WHAT YOU NEED TO DO: Output the data that follows exactly, line for line.

DATA ENTRIES:
----
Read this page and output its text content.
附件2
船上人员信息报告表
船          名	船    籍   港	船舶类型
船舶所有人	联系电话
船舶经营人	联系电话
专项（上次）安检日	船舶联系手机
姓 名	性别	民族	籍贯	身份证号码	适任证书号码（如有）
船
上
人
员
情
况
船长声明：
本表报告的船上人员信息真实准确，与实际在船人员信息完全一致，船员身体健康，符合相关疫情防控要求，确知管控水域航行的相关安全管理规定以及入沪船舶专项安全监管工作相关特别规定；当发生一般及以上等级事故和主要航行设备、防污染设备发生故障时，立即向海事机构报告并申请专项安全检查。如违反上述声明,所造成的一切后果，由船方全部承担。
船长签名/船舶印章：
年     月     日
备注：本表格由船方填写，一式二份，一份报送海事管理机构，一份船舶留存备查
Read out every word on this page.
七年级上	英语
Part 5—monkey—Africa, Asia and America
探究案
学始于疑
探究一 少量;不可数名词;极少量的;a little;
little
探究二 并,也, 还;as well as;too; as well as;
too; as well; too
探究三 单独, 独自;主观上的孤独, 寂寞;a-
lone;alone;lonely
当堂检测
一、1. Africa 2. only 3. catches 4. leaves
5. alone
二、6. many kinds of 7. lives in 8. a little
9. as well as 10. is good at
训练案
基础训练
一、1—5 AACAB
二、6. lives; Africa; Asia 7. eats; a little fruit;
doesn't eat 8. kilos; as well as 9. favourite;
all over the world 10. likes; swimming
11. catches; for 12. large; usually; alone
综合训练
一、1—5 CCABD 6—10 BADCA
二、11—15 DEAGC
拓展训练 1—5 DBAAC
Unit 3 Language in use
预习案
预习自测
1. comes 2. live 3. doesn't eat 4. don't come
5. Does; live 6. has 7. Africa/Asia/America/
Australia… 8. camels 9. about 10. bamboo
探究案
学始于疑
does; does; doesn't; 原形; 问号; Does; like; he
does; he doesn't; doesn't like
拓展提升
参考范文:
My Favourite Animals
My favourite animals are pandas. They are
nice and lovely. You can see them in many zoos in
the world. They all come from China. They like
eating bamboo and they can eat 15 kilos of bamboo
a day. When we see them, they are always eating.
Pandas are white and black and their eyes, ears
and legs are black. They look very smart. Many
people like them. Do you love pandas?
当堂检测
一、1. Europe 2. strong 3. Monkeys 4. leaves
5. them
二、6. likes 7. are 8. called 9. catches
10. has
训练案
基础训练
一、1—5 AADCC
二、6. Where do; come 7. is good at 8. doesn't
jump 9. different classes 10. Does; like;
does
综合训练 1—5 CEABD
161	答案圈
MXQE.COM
----
COMPLETED EXERCISE:
Read this page and output its text content.
附件2
船上人员信息报告表
船          名	船    籍   港	船舶类型
船舶所有人	联系电话
船舶经营人	联系电话
专项（上次）安检日	船舶联系手机
姓 名	性别	民族	籍贯	身份证号码	适任证书号码（如有）
船
上
人
员
情
况
船长声明：
本表报告的船上人员信息真实准确，与实际在船人员信息完全一致，船员身体健康，符合相关疫情防控要求，确知管控水域航行的相关安全管理规定以及入沪船舶专项安全监管工作相关特别规定；当发生一般及以上等级事故和主要航行设备、防污染设备发生故障时，立即向海事机构报告并申请专项安全检查。如违反上述声明,所造成的一切后果，由船方全部承担。
船长签名/船舶印章：
年     月     日
备注：本表格由船方填写，一式二份，一份报送海事管理机构，一份船舶留存备查
Read out every word on this page.
七年级上	英语
Part 5—monkey—Africa, Asia and America
探究案
学始于疑
探究一 少量;不可数名词;极少量的;a little;
little
探究二 并,也, 还;as well as;too; as well as;
too; as well; too
探究三 单独, 独自;主观上的孤独, 寂寞;a-
lone;alone;lonely
当堂检测
一、1. Africa 2. only 3. catches 4. leaves
5. alone
二、6. many kinds of 7. lives in 8. a little
9. as well as 10. is good at
训练案
基础训练
一、1—5 AACAB
二、6. lives; Africa; Asia 7. eats; a little fruit;
doesn't eat 8. kilos; as well as 9. favourite;
all over the world 10. likes; swimming
11. catches; for 12. large; usually; alone
综合训练
一、1—5 CCABD 6—10 BADCA
二、11—15 DEAGC
拓展训练 1—5 DBAAC
Unit 3 Language in use
预习案
预习自测
1. comes 2. live 3. doesn't eat 4. don't come
5. Does; live 6. has 7. Africa/Asia/America/
Australia… 8. camels 9. about 10. bamboo
探究案
学始于疑
does; does; doesn't; 原形; 问号; Does; like; he
does; he doesn't; doesn't like
拓展提升
参考范文:
My Favourite Animals
My favourite animals are pandas. They are
nice and lovely. You can see them in many zoos in
the world. They all come from China. They like
eating bamboo and they can eat 15 kilos of bamboo
a day. When we see them, they are always eating.
Pandas are white and black and their eyes, ears
and legs are black. They look very smart. Many
people like them. Do you love pandas?
当堂检测
一、1. Europe 2. strong 3. Monkeys 4. leaves
5. them
二、6. likes 7. are 8. called 9. catches
10. has
训练案
基础训练
一、1—5 AADCC
二、6. Where do; come 7. is good at 8. doesn't
jump 9. different classes 10. Does; like;
does
综合训练 1—5 CEABD
161	答案圈
MXQE.COM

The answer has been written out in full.